(Extracts from a graphics dataset)

START

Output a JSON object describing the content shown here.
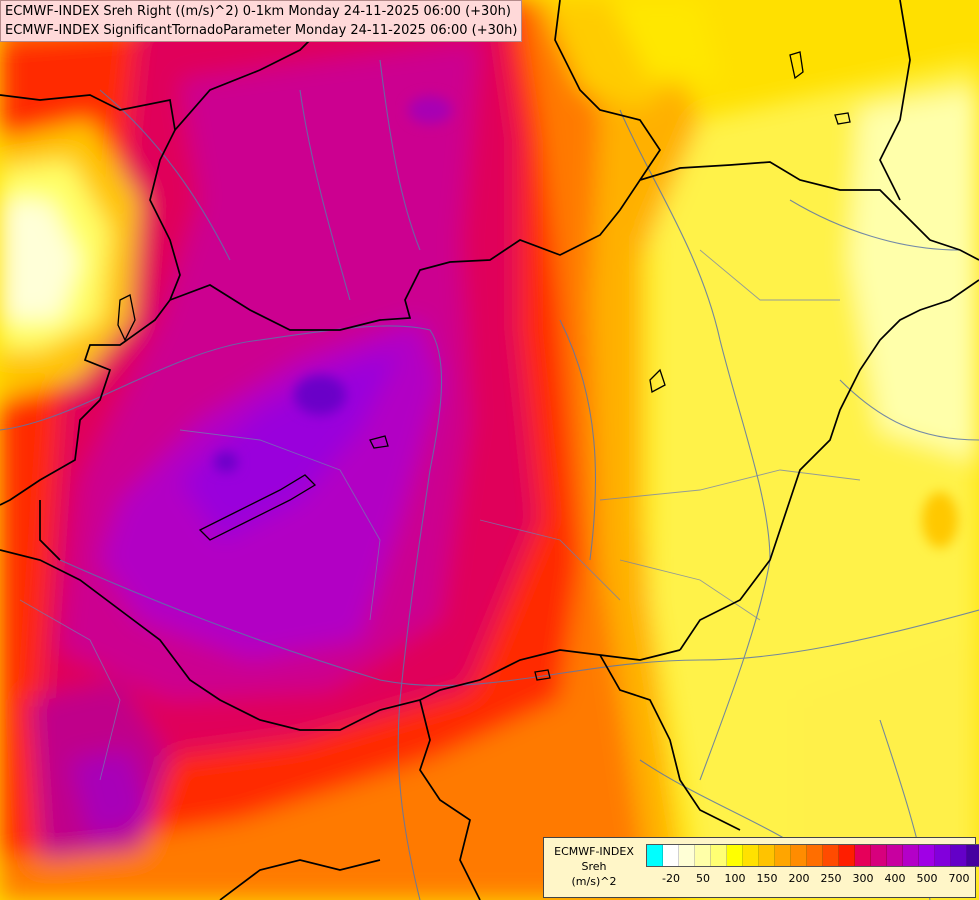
{
  "title": {
    "line1": "ECMWF-INDEX Sreh Right ((m/s)^2) 0-1km Monday 24-11-2025 06:00 (+30h)",
    "line2": "ECMWF-INDEX SignificantTornadoParameter Monday 24-11-2025 06:00 (+30h)"
  },
  "legend": {
    "source": "ECMWF-INDEX",
    "variable": "Sreh",
    "unit": "(m/s)^2",
    "colors": [
      "#00ffff",
      "#ffffff",
      "#ffffd6",
      "#ffffa8",
      "#ffff73",
      "#ffff00",
      "#ffe100",
      "#ffc300",
      "#ffa500",
      "#ff8c00",
      "#ff6e00",
      "#ff4b00",
      "#ff1e00",
      "#e6005a",
      "#d7007d",
      "#c800a0",
      "#b400c8",
      "#a000e6",
      "#8200dc",
      "#6400c8",
      "#4600a0",
      "#00006e"
    ],
    "ticks": [
      {
        "label": "-20",
        "index": 1
      },
      {
        "label": "50",
        "index": 3
      },
      {
        "label": "100",
        "index": 5
      },
      {
        "label": "150",
        "index": 7
      },
      {
        "label": "200",
        "index": 9
      },
      {
        "label": "250",
        "index": 11
      },
      {
        "label": "300",
        "index": 13
      },
      {
        "label": "400",
        "index": 15
      },
      {
        "label": "500",
        "index": 17
      },
      {
        "label": "700",
        "index": 19
      }
    ]
  },
  "map": {
    "field": "Sreh 0-1km right-mover storm relative helicity",
    "max_region": "purple core over western Hungary / Lake Balaton",
    "min_region": "pale yellow over eastern Hungary and far west"
  }
}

END

:: Written instruction ::
Set every line down exactly as written, leaving each picture out.

:: The solution ::
Output a JSON object describing the content shown here.
{
  "title": {
    "line1": "ECMWF-INDEX Sreh Right ((m/s)^2) 0-1km Monday 24-11-2025 06:00 (+30h)",
    "line2": "ECMWF-INDEX SignificantTornadoParameter Monday 24-11-2025 06:00 (+30h)"
  },
  "legend": {
    "source": "ECMWF-INDEX",
    "variable": "Sreh",
    "unit": "(m/s)^2",
    "colors": [
      "#00ffff",
      "#ffffff",
      "#ffffd6",
      "#ffffa8",
      "#ffff73",
      "#ffff00",
      "#ffe100",
      "#ffc300",
      "#ffa500",
      "#ff8c00",
      "#ff6e00",
      "#ff4b00",
      "#ff1e00",
      "#e6005a",
      "#d7007d",
      "#c800a0",
      "#b400c8",
      "#a000e6",
      "#8200dc",
      "#6400c8",
      "#4600a0",
      "#00006e"
    ],
    "ticks": [
      {
        "label": "-20",
        "index": 1
      },
      {
        "label": "50",
        "index": 3
      },
      {
        "label": "100",
        "index": 5
      },
      {
        "label": "150",
        "index": 7
      },
      {
        "label": "200",
        "index": 9
      },
      {
        "label": "250",
        "index": 11
      },
      {
        "label": "300",
        "index": 13
      },
      {
        "label": "400",
        "index": 15
      },
      {
        "label": "500",
        "index": 17
      },
      {
        "label": "700",
        "index": 19
      }
    ]
  },
  "map": {
    "field": "Sreh 0-1km right-mover storm relative helicity",
    "max_region": "purple core over western Hungary / Lake Balaton",
    "min_region": "pale yellow over eastern Hungary and far west"
  }
}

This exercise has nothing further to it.